## Data extract
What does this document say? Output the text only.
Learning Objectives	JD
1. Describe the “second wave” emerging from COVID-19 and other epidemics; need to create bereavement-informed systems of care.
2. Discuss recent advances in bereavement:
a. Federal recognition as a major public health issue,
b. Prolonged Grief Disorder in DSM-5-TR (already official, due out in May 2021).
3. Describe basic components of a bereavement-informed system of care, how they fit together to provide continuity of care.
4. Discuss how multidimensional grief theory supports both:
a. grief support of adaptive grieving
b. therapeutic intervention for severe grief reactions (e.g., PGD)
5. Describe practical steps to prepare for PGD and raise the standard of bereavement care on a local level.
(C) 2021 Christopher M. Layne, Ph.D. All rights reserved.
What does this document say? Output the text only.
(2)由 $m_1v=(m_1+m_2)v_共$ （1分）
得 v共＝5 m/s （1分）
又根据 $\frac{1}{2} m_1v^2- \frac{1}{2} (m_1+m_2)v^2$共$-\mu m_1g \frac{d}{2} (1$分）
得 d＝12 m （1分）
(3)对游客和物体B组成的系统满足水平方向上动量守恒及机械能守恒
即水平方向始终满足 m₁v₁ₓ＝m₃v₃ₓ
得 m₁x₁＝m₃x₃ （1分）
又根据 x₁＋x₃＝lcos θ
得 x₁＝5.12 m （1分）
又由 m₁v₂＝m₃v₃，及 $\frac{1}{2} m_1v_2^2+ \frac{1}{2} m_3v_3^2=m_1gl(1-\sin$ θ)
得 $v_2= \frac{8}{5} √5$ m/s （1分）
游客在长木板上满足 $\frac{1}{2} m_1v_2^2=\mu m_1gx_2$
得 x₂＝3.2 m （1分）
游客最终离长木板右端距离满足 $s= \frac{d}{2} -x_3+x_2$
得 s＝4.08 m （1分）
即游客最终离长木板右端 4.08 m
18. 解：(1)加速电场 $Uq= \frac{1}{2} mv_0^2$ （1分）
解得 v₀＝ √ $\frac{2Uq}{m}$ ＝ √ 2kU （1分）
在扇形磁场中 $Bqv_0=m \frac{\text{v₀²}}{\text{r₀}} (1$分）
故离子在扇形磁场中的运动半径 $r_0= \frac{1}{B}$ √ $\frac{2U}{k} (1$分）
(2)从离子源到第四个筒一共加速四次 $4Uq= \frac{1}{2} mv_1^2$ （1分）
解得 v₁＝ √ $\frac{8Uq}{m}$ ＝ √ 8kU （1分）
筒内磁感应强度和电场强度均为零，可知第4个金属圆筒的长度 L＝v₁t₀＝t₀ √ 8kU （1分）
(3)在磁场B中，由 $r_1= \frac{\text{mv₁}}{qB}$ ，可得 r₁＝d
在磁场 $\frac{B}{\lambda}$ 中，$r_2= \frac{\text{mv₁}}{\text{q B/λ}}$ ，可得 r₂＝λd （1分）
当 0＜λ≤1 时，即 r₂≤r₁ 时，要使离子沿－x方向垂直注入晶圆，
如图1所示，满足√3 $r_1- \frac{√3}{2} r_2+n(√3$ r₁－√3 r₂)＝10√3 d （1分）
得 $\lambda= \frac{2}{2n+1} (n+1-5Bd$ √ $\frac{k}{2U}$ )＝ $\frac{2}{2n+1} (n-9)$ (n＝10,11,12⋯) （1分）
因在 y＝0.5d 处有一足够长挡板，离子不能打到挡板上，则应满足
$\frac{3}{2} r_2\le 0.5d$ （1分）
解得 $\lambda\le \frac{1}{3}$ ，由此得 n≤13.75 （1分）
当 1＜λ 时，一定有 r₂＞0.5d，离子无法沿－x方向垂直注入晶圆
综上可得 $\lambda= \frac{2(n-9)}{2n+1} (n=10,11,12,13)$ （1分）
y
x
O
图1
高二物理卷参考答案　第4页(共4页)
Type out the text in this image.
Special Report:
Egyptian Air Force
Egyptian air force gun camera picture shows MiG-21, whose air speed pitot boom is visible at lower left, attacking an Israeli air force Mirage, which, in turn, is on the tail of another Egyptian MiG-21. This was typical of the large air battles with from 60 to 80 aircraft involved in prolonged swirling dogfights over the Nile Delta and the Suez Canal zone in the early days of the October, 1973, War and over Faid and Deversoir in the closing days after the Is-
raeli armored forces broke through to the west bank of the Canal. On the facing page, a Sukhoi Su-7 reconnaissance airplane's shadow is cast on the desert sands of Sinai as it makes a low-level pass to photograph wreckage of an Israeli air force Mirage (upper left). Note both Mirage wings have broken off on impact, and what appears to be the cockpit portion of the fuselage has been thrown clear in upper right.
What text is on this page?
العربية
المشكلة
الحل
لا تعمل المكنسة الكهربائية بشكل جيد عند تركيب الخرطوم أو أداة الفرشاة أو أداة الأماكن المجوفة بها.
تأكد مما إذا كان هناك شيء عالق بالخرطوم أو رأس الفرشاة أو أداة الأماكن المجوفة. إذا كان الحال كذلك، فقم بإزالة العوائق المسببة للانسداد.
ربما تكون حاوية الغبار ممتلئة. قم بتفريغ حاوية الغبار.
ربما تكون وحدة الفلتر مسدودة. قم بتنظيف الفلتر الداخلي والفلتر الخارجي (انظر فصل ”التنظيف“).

## Do this
From the "Type out the text in this image." line to the close of the listing, restate each line word for word.

## Correct answer
Type out the text in this image.
Special Report:
Egyptian Air Force
Egyptian air force gun camera picture shows MiG-21, whose air speed pitot boom is visible at lower left, attacking an Israeli air force Mirage, which, in turn, is on the tail of another Egyptian MiG-21. This was typical of the large air battles with from 60 to 80 aircraft involved in prolonged swirling dogfights over the Nile Delta and the Suez Canal zone in the early days of the October, 1973, War and over Faid and Deversoir in the closing days after the Is-
raeli armored forces broke through to the west bank of the Canal. On the facing page, a Sukhoi Su-7 reconnaissance airplane's shadow is cast on the desert sands of Sinai as it makes a low-level pass to photograph wreckage of an Israeli air force Mirage (upper left). Note both Mirage wings have broken off on impact, and what appears to be the cockpit portion of the fuselage has been thrown clear in upper right.
What text is on this page?
العربية
المشكلة
الحل
لا تعمل المكنسة الكهربائية بشكل جيد عند تركيب الخرطوم أو أداة الفرشاة أو أداة الأماكن المجوفة بها.
تأكد مما إذا كان هناك شيء عالق بالخرطوم أو رأس الفرشاة أو أداة الأماكن المجوفة. إذا كان الحال كذلك، فقم بإزالة العوائق المسببة للانسداد.
ربما تكون حاوية الغبار ممتلئة. قم بتفريغ حاوية الغبار.
ربما تكون وحدة الفلتر مسدودة. قم بتنظيف الفلتر الداخلي والفلتر الخارجي (انظر فصل ”التنظيف“).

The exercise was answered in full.